--- WRITTEN INSTRUCTION ---
From the listing below, pull each line that includes "Identity".

--- SUPPLIED ENTRIES ---

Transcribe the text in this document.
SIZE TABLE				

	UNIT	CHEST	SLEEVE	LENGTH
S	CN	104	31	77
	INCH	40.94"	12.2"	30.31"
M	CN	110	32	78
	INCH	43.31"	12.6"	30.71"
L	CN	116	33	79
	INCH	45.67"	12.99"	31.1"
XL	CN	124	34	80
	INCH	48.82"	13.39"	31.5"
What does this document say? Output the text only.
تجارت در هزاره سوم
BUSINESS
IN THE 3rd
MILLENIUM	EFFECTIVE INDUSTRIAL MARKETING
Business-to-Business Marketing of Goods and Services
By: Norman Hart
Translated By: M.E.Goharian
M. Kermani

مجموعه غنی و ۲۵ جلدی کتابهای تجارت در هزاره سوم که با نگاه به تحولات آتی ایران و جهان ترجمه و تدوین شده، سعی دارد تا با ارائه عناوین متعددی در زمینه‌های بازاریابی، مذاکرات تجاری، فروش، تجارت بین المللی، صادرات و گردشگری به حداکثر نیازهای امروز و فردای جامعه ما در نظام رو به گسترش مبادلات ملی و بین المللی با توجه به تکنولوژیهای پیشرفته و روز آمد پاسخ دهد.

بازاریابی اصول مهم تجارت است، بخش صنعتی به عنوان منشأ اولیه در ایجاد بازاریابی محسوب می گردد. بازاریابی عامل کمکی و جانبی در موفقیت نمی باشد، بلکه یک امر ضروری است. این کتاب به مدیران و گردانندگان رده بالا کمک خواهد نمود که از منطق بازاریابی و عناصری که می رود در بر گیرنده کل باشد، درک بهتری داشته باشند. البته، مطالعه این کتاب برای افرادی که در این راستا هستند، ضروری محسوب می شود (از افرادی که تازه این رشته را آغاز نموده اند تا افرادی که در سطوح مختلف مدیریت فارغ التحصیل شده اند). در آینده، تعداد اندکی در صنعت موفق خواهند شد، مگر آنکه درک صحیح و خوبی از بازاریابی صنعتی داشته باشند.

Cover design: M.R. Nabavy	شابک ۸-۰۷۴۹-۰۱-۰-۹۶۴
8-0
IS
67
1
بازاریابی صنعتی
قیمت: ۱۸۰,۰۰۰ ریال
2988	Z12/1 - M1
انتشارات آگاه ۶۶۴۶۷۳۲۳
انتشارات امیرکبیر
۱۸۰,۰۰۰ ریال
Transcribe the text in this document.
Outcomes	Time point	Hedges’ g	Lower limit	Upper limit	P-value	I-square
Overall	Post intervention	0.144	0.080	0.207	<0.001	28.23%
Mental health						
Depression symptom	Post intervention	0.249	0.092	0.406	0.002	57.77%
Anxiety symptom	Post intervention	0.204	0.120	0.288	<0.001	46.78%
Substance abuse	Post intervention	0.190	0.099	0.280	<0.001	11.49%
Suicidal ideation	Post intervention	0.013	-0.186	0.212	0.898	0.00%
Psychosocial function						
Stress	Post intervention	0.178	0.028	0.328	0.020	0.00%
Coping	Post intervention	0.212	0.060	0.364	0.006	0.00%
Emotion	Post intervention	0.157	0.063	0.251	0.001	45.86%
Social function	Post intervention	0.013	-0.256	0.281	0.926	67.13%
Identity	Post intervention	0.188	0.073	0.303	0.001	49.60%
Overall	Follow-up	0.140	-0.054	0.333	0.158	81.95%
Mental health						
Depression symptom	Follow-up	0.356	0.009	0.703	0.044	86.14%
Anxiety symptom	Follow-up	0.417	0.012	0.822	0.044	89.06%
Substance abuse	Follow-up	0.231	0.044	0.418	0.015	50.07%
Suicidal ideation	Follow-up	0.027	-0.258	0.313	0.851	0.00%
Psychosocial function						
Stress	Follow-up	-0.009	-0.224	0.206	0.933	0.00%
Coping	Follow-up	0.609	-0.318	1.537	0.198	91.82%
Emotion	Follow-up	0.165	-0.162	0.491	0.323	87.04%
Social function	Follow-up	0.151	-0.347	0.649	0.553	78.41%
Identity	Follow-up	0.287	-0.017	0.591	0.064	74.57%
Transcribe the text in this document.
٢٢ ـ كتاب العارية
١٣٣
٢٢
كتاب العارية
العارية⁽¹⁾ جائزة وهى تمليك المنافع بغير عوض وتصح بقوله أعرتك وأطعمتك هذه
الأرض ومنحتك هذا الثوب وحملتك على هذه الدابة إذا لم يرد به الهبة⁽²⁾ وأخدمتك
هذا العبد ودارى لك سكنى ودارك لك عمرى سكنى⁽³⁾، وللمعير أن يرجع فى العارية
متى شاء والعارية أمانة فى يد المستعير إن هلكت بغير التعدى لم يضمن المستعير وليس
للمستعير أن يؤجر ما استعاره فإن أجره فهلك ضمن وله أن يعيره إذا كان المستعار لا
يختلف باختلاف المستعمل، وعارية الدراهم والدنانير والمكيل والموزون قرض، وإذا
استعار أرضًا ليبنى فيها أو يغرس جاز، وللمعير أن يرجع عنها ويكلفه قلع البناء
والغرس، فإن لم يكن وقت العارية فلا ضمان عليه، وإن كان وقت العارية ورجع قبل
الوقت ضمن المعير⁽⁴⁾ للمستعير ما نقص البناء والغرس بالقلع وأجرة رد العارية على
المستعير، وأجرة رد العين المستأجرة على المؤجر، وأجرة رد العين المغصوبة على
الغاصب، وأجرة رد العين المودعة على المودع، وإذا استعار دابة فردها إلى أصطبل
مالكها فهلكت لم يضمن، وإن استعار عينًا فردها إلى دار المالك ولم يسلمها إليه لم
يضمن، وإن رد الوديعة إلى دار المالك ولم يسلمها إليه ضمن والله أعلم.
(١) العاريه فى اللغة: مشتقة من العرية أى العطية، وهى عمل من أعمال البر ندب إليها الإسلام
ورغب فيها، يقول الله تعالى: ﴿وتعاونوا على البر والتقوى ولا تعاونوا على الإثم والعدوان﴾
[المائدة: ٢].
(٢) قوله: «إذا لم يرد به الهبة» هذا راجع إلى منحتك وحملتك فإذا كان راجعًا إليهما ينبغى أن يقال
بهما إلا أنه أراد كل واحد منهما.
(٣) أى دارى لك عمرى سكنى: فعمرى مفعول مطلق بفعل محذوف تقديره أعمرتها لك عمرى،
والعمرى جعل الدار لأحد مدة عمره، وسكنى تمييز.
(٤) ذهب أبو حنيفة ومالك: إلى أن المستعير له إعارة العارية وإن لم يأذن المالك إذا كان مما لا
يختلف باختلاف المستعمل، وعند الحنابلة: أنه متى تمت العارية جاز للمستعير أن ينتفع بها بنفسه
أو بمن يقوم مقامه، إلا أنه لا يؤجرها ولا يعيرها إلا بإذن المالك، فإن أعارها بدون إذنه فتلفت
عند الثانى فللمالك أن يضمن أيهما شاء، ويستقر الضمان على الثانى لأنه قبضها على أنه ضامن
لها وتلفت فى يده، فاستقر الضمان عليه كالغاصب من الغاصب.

--- EXERCISE OUTPUT ---
Identity	Post intervention	0.188	0.073	0.303	0.001	49.60%
Identity	Follow-up	0.287	-0.017	0.591	0.064	74.57%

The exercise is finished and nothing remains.